TASK BRIEF |
Lines containing the string "Närdinghundra" are to be counted. Write only how many there are.

[Data entries]
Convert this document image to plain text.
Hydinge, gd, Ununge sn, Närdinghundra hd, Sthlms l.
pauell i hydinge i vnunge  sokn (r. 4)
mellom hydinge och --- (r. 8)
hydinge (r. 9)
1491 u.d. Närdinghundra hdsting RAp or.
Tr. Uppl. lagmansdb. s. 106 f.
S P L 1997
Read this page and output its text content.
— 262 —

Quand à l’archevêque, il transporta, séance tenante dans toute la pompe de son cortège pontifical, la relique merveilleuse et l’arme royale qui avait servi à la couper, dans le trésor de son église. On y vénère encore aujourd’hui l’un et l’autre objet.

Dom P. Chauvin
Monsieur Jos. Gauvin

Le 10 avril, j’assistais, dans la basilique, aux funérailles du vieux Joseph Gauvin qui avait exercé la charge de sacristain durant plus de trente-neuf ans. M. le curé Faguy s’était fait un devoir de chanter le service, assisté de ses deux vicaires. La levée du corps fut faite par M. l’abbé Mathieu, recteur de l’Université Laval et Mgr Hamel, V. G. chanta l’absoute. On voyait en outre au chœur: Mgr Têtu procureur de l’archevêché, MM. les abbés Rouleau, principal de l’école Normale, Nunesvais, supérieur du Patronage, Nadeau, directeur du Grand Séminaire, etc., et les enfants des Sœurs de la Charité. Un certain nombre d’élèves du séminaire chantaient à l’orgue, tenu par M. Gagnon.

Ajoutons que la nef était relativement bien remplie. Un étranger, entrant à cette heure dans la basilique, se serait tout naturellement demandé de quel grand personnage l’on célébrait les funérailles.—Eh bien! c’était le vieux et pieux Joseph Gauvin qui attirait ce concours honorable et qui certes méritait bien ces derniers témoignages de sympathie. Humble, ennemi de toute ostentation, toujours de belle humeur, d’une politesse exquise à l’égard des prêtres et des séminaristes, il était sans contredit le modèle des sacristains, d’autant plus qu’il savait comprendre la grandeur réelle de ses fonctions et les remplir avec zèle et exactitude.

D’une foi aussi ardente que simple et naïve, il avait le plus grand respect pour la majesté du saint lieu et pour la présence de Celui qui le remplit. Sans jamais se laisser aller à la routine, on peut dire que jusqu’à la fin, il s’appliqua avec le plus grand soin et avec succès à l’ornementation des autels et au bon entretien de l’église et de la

TASK RESPONSE |
2